> DO THIS: What is the count of lines in the listing below that hold the string "into"? Reply with that number alone.

> ENTRIES SHOWN:
## begin

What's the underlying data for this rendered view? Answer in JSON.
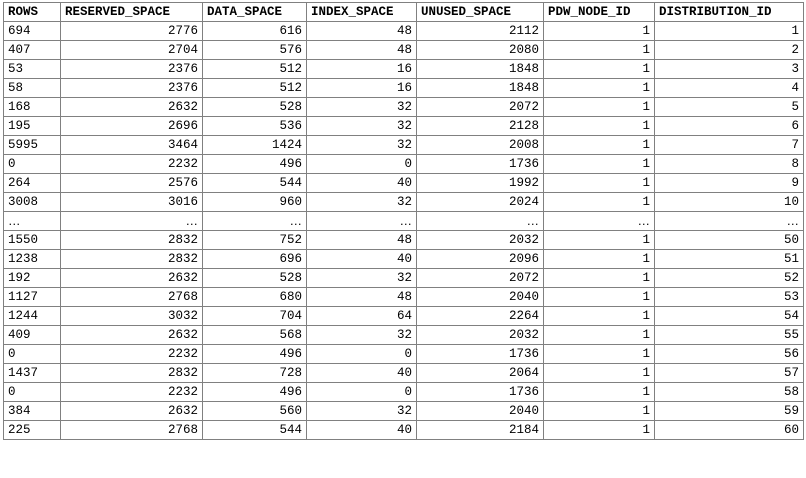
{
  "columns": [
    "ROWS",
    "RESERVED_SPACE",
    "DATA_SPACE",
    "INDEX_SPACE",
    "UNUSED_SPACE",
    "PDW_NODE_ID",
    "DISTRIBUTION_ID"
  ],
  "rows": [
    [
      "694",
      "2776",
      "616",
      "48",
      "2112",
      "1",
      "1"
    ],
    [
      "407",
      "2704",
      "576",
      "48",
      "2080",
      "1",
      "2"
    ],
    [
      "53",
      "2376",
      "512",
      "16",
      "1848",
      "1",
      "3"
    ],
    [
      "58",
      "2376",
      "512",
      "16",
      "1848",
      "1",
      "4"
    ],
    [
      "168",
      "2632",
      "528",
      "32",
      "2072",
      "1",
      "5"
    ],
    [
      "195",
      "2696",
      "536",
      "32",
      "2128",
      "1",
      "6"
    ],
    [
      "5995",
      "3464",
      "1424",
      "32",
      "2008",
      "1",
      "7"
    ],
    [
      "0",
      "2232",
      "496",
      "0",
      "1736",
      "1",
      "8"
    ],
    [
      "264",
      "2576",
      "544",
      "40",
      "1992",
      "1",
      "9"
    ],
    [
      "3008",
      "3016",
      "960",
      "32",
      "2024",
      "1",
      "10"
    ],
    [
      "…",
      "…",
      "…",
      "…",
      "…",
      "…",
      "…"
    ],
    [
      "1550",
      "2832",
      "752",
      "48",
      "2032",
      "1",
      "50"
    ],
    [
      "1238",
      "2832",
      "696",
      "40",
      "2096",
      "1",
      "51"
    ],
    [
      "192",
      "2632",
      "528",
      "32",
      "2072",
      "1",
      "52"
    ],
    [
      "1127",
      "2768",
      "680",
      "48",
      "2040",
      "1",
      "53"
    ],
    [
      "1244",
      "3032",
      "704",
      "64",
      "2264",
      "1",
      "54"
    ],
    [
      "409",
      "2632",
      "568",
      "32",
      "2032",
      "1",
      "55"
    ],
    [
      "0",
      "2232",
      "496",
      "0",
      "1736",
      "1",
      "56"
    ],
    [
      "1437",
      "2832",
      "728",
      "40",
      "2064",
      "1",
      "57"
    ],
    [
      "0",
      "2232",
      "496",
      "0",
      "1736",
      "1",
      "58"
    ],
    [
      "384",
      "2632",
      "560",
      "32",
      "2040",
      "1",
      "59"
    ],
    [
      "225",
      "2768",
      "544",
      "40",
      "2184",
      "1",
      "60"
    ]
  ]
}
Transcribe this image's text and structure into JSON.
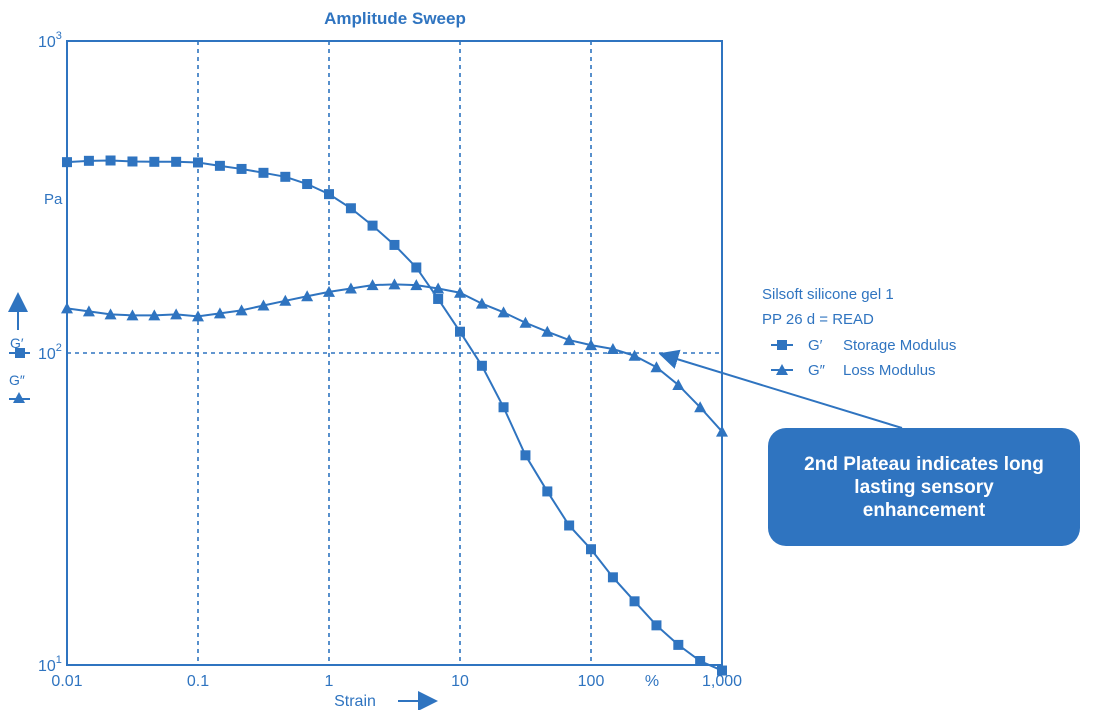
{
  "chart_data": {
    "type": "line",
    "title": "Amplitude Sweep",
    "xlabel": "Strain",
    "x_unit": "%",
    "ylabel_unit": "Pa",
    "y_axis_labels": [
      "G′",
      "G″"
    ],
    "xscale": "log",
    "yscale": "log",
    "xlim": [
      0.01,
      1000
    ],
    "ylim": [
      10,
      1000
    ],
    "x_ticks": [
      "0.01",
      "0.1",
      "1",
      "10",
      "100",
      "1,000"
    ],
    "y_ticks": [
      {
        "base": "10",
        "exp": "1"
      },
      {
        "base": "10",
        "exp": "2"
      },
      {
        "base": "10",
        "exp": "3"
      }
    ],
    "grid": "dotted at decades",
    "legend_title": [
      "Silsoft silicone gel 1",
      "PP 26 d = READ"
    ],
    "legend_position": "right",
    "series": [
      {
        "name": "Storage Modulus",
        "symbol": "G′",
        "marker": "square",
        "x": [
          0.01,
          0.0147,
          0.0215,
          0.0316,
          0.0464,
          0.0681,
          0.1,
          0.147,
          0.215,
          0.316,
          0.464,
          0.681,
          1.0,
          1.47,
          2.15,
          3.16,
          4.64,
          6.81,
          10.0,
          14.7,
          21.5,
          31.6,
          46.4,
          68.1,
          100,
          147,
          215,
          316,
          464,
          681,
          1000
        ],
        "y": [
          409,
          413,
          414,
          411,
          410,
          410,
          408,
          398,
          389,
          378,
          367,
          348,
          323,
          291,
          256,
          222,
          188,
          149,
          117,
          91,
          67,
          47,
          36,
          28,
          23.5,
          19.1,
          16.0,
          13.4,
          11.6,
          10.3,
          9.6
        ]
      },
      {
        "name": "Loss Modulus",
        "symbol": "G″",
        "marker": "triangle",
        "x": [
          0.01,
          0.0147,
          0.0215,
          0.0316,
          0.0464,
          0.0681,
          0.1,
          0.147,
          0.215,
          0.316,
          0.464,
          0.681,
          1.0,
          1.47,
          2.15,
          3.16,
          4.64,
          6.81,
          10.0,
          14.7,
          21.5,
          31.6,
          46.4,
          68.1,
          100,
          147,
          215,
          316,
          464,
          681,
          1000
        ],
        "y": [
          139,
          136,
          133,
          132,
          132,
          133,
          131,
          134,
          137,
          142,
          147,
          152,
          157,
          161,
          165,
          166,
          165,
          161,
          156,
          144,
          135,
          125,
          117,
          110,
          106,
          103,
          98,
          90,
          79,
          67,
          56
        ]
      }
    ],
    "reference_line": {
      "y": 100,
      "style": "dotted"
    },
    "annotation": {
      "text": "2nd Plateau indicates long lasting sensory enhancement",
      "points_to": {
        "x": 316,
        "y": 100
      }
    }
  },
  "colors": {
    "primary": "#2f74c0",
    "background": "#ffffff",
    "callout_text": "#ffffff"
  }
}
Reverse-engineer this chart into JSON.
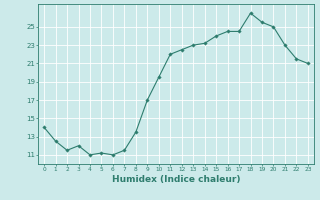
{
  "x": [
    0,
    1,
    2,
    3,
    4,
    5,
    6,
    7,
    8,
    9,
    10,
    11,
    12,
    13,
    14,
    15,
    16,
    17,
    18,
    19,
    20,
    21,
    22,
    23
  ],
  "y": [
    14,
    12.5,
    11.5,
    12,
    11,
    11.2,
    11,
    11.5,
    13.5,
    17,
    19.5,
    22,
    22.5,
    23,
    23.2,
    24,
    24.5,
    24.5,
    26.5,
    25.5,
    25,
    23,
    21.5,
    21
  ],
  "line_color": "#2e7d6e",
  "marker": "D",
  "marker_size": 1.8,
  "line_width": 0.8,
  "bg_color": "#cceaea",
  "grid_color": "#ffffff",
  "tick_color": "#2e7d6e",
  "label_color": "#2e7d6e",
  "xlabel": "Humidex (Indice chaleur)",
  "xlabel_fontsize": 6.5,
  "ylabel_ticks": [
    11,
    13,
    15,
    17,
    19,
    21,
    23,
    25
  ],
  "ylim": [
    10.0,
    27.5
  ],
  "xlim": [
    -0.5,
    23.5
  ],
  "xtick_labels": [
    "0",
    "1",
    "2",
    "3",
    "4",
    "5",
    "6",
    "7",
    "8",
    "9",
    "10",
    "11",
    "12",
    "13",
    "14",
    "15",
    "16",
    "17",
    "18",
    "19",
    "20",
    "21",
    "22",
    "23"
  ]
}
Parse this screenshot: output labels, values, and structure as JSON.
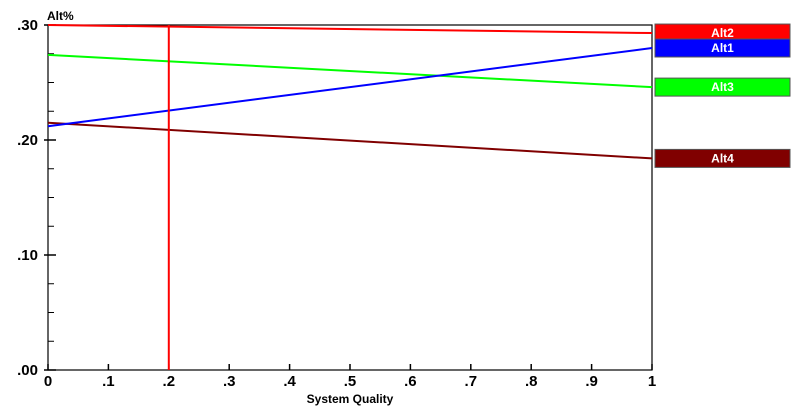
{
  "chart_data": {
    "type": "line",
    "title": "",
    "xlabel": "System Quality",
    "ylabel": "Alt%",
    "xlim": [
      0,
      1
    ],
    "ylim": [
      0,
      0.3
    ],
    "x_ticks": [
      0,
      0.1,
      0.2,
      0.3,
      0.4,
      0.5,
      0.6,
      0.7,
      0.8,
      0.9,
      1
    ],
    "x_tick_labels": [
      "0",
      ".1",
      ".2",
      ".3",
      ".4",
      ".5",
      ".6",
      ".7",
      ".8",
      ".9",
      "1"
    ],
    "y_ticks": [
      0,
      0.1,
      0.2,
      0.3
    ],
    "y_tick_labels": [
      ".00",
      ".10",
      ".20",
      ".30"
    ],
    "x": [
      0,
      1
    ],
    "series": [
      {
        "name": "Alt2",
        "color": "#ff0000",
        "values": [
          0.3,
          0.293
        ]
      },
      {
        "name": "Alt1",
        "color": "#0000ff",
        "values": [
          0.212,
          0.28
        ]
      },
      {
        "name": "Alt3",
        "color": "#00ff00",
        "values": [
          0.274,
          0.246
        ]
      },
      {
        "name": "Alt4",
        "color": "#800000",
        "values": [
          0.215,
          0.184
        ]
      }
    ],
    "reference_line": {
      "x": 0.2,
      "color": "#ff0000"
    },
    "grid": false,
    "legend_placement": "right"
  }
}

## end

> ANSWER TO THE TASK: 2